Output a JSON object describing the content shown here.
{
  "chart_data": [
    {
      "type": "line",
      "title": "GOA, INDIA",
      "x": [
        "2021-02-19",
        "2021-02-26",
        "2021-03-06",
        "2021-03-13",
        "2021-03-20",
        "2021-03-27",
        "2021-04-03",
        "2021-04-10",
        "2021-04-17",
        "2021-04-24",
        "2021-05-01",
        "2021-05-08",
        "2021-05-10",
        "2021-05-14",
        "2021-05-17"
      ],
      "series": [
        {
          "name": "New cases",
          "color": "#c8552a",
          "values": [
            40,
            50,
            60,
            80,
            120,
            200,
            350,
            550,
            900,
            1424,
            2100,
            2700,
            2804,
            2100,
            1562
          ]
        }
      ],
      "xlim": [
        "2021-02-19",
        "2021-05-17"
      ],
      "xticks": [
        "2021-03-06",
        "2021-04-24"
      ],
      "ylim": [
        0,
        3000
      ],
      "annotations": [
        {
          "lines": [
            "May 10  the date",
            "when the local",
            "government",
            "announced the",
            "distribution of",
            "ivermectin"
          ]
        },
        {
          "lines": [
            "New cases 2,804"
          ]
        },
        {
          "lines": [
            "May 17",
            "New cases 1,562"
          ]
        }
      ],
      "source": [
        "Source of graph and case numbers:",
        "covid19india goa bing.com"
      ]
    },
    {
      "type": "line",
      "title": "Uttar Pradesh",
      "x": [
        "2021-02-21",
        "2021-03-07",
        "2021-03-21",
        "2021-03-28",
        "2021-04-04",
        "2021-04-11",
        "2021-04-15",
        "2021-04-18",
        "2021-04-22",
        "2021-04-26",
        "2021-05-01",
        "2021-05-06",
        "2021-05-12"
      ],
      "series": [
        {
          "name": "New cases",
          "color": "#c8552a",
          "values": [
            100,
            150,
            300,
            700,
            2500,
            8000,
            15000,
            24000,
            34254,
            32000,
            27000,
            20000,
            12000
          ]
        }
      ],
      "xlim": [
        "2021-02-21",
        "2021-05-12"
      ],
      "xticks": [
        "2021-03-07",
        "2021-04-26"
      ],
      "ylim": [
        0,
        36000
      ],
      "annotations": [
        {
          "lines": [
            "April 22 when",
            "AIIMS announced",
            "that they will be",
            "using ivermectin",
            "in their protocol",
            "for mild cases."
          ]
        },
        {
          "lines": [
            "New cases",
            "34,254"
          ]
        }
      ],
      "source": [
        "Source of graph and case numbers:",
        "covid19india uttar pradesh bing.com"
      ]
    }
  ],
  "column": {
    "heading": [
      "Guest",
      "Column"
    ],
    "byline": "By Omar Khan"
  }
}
● ● ●
### YOUR TASK
Report the number of lines holding the string "title", without any other words.

### TASK SOLUTION
2